-- START OF Exercise materials --
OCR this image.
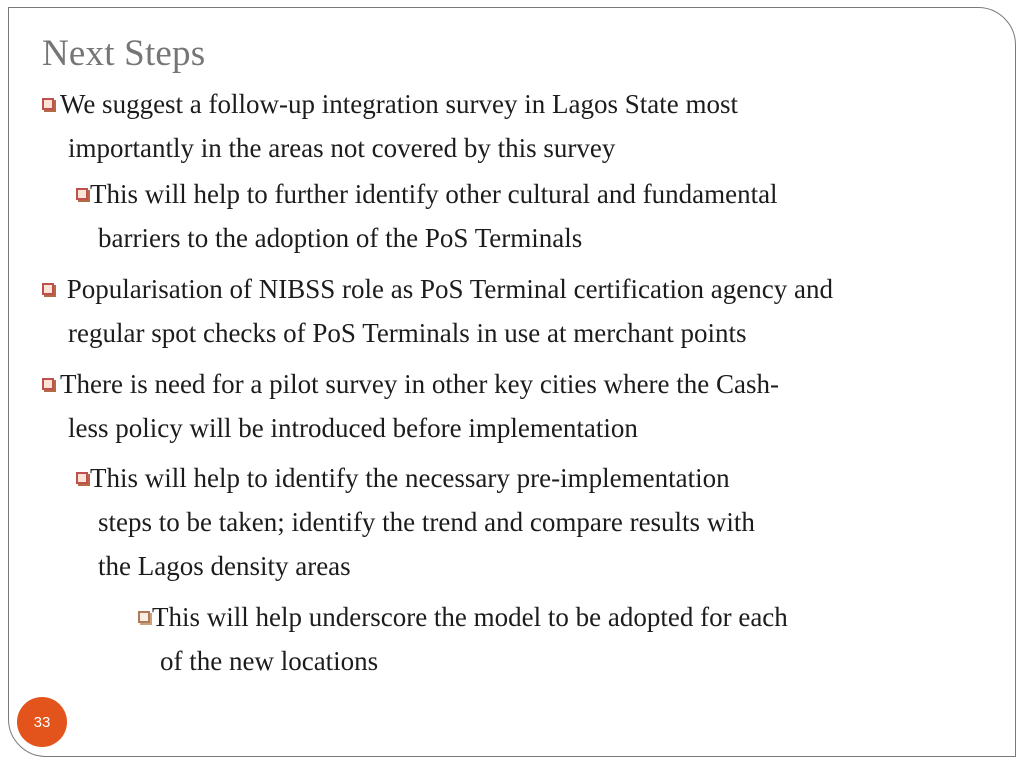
Next Steps
We suggest a follow-up integration survey in Lagos State most
importantly in the areas not covered by this survey
This will help to further identify other cultural and fundamental
barriers to the adoption of the PoS Terminals
Popularisation of NIBSS role as PoS Terminal certification agency and
regular spot checks of PoS Terminals in use at merchant points
There is need for a pilot survey in other key cities where the Cash-
less policy will be introduced before implementation
This will help to identify the necessary pre-implementation
steps to be taken; identify the trend and compare results with
the Lagos density areas
This will help underscore the model to be adopted for each
of the new locations
33
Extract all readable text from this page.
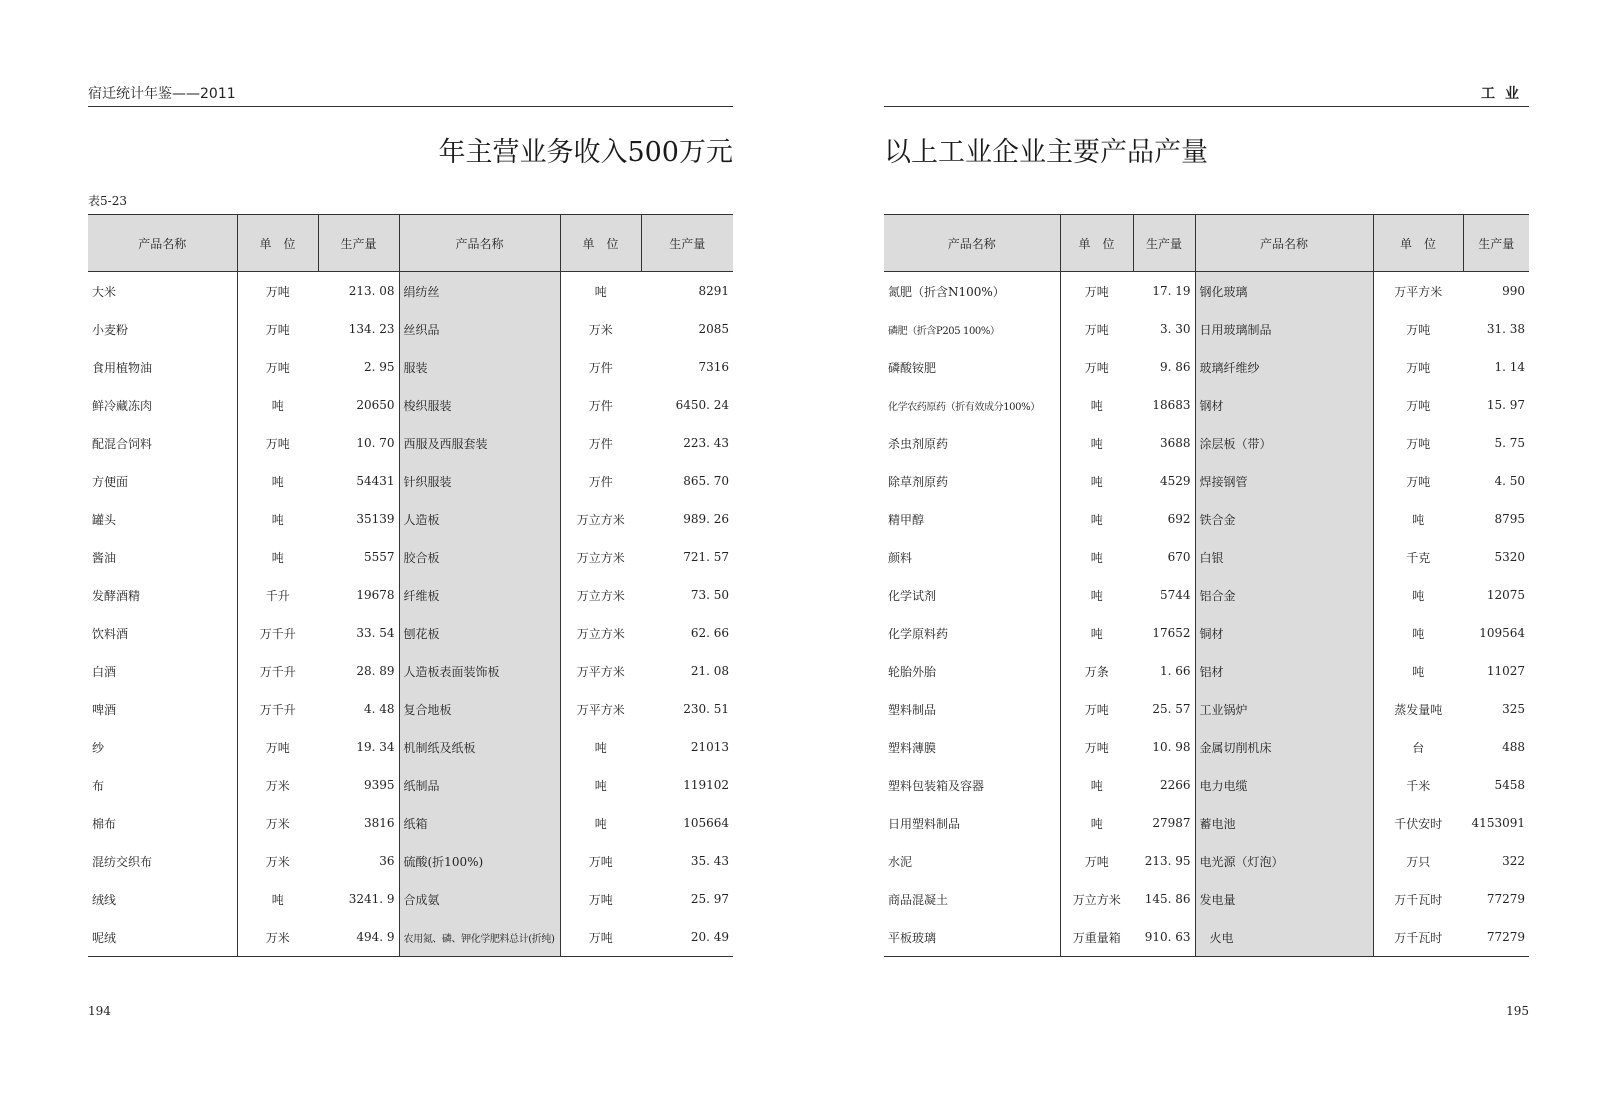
宿迁统计年鉴——2011
年主营业务收入500万元
表5-23
产品名称	单　位	生产量	产品名称	单　位	生产量
大米	万吨	213. 08	绢纺丝	吨	8291
小麦粉	万吨	134. 23	丝织品	万米	2085
食用植物油	万吨	2. 95	服装	万件	7316
鲜冷藏冻肉	吨	20650	梭织服装	万件	6450. 24
配混合饲料	万吨	10. 70	西服及西服套装	万件	223. 43
方便面	吨	54431	针织服装	万件	865. 70
罐头	吨	35139	人造板	万立方米	989. 26
酱油	吨	5557	胶合板	万立方米	721. 57
发酵酒精	千升	19678	纤维板	万立方米	73. 50
饮料酒	万千升	33. 54	刨花板	万立方米	62. 66
白酒	万千升	28. 89	人造板表面装饰板	万平方米	21. 08
啤酒	万千升	4. 48	复合地板	万平方米	230. 51
纱	万吨	19. 34	机制纸及纸板	吨	21013
布	万米	9395	纸制品	吨	119102
棉布	万米	3816	纸箱	吨	105664
混纺交织布	万米	36	硫酸(折100%)	万吨	35. 43
绒线	吨	3241. 9	合成氨	万吨	25. 97
呢绒	万米	494. 9	农用氮、磷、钾化学肥料总计(折纯)	万吨	20. 49
194
工业
以上工业企业主要产品产量
产品名称	单　位	生产量	产品名称	单　位	生产量
氮肥（折含N100%）	万吨	17. 19	钢化玻璃	万平方米	990
磷肥（折含P205 100%）	万吨	3. 30	日用玻璃制品	万吨	31. 38
磷酸铵肥	万吨	9. 86	玻璃纤维纱	万吨	1. 14
化学农药原药（折有效成分100%）	吨	18683	钢材	万吨	15. 97
杀虫剂原药	吨	3688	涂层板（带）	万吨	5. 75
除草剂原药	吨	4529	焊接钢管	万吨	4. 50
精甲醇	吨	692	铁合金	吨	8795
颜料	吨	670	白银	千克	5320
化学试剂	吨	5744	铝合金	吨	12075
化学原料药	吨	17652	铜材	吨	109564
轮胎外胎	万条	1. 66	铝材	吨	11027
塑料制品	万吨	25. 57	工业锅炉	蒸发量吨	325
塑料薄膜	万吨	10. 98	金属切削机床	台	488
塑料包装箱及容器	吨	2266	电力电缆	千米	5458
日用塑料制品	吨	27987	蓄电池	千伏安时	4153091
水泥	万吨	213. 95	电光源（灯泡）	万只	322
商品混凝土	万立方米	145. 86	发电量	万千瓦时	77279
平板玻璃	万重量箱	910. 63	火电	万千瓦时	77279
195
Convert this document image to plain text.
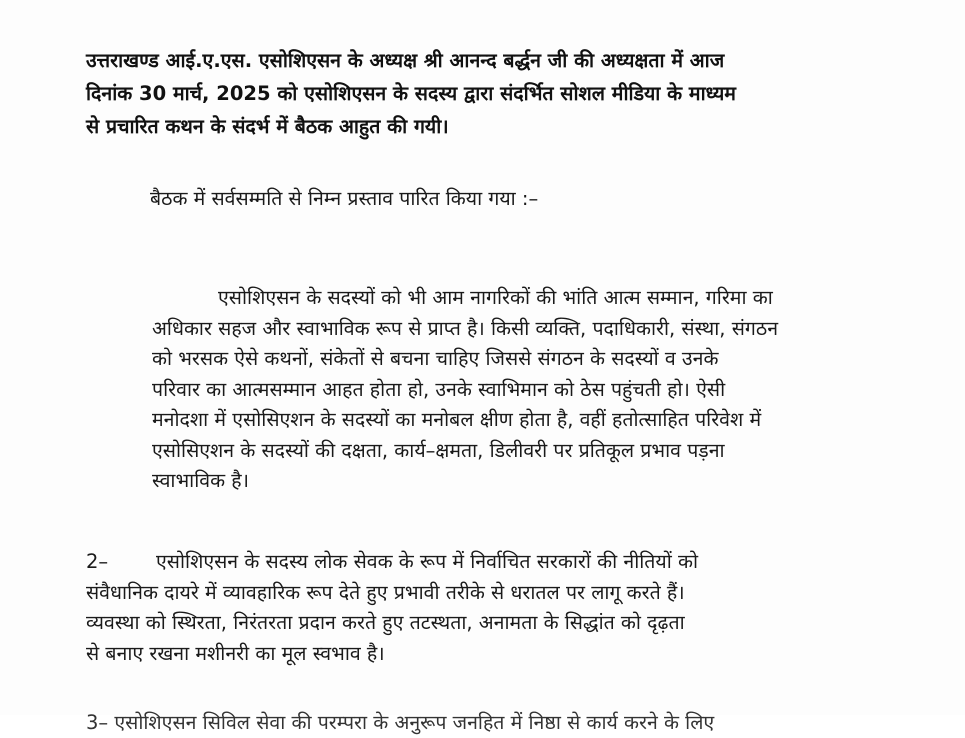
उत्तराखण्ड आई.ए.एस. एसोशिएसन के अध्यक्ष श्री आनन्द बर्द्धन जी की अध्यक्षता में आज
दिनांक 30 मार्च, 2025 को एसोशिएसन के सदस्य द्वारा संदर्भित सोशल मीडिया के माध्यम
से प्रचारित कथन के संदर्भ में बैठक आहुत की गयी।
बैठक में सर्वसम्मति से निम्न प्रस्ताव पारित किया गया :–
एसोशिएसन के सदस्यों को भी आम नागरिकों की भांति आत्म सम्मान, गरिमा का
अधिकार सहज और स्वाभाविक रूप से प्राप्त है। किसी व्यक्ति, पदाधिकारी, संस्था, संगठन
को भरसक ऐसे कथनों, संकेतों से बचना चाहिए जिससे संगठन के सदस्यों व उनके
परिवार का आत्मसम्मान आहत होता हो, उनके स्वाभिमान को ठेस पहुंचती हो। ऐसी
मनोदशा में एसोसिएशन के सदस्यों का मनोबल क्षीण होता है, वहीं हतोत्साहित परिवेश में
एसोसिएशन के सदस्यों की दक्षता, कार्य–क्षमता, डिलीवरी पर प्रतिकूल प्रभाव पड़ना
स्वाभाविक है।
2– एसोशिएसन के सदस्य लोक सेवक के रूप में निर्वाचित सरकारों की नीतियों को
संवैधानिक दायरे में व्यावहारिक रूप देते हुए प्रभावी तरीके से धरातल पर लागू करते हैं।
व्यवस्था को स्थिरता, निरंतरता प्रदान करते हुए तटस्थता, अनामता के सिद्धांत को दृढ़ता
से बनाए रखना मशीनरी का मूल स्वभाव है।
3– एसोशिएसन सिविल सेवा की परम्परा के अनुरूप जनहित में निष्ठा से कार्य करने के लिए
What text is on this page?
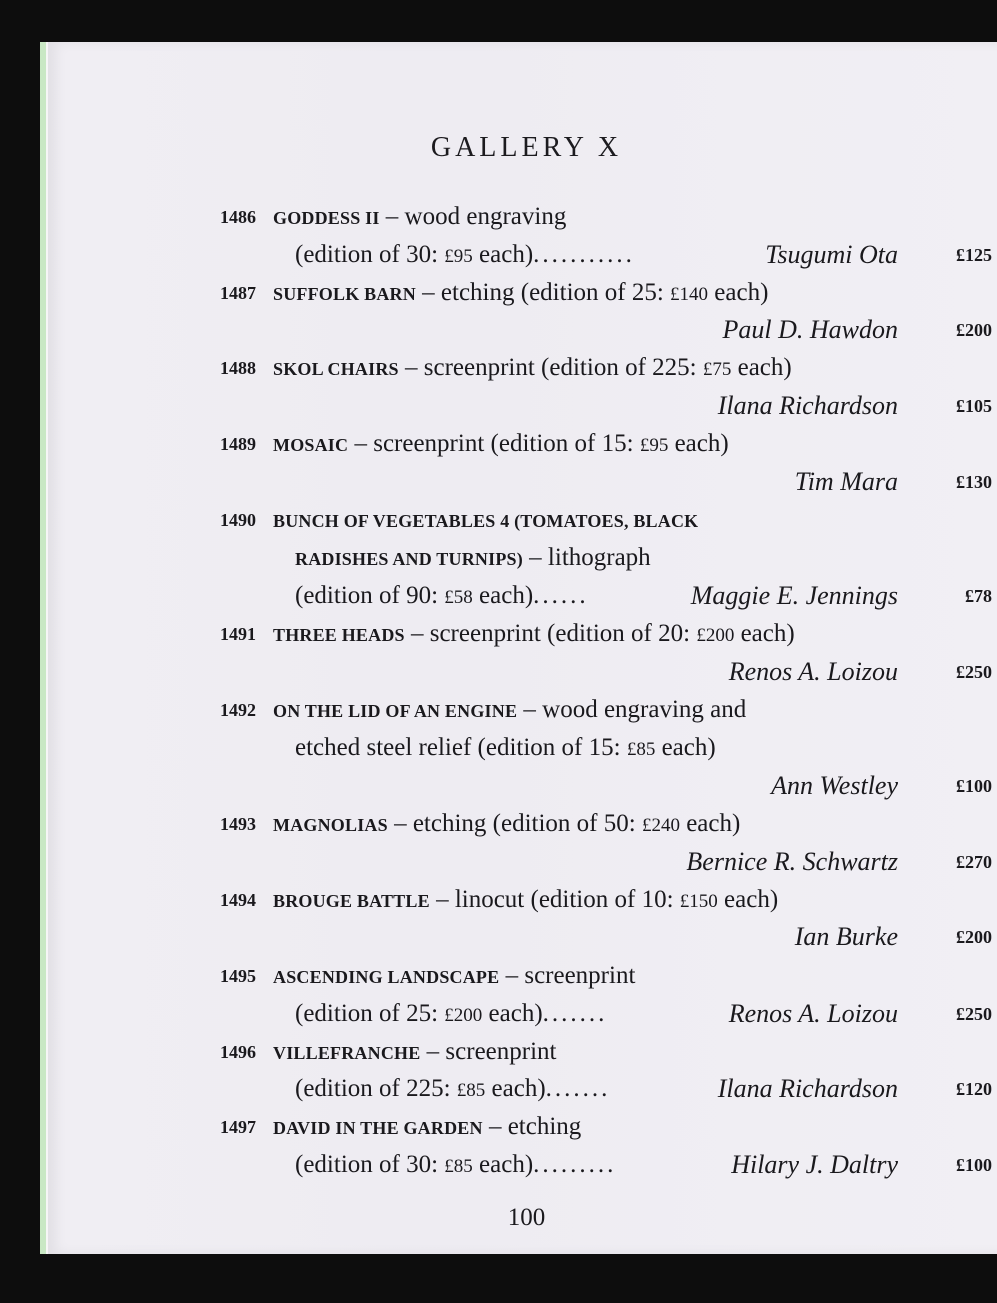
GALLERY X
1486 GODDESS II – wood engraving
(edition of 30: £95 each)...........	Tsugumi Ota	£125
1487 SUFFOLK BARN – etching (edition of 25: £140 each)
Paul D. Hawdon	£200
1488 SKOL CHAIRS – screenprint (edition of 225: £75 each)
Ilana Richardson	£105
1489 MOSAIC – screenprint (edition of 15: £95 each)
Tim Mara	£130
1490 BUNCH OF VEGETABLES 4 (TOMATOES, BLACK
RADISHES AND TURNIPS) – lithograph
(edition of 90: £58 each)......	Maggie E. Jennings	£78
1491 THREE HEADS – screenprint (edition of 20: £200 each)
Renos A. Loizou	£250
1492 ON THE LID OF AN ENGINE – wood engraving and
etched steel relief (edition of 15: £85 each)
Ann Westley	£100
1493 MAGNOLIAS – etching (edition of 50: £240 each)
Bernice R. Schwartz	£270
1494 BROUGE BATTLE – linocut (edition of 10: £150 each)
Ian Burke	£200
1495 ASCENDING LANDSCAPE – screenprint
(edition of 25: £200 each).......	Renos A. Loizou	£250
1496 VILLEFRANCHE – screenprint
(edition of 225: £85 each).......	Ilana Richardson	£120
1497 DAVID IN THE GARDEN – etching
(edition of 30: £85 each).........	Hilary J. Daltry	£100
100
-- END OF Exercise materials --
Task objective:
Copy, from the material above, each line in which the string "will" occurs.

Task output:
This will help to further identify other cultural and fundamental
less policy will be introduced before implementation
This will help to identify the necessary pre-implementation
This will help underscore the model to be adopted for each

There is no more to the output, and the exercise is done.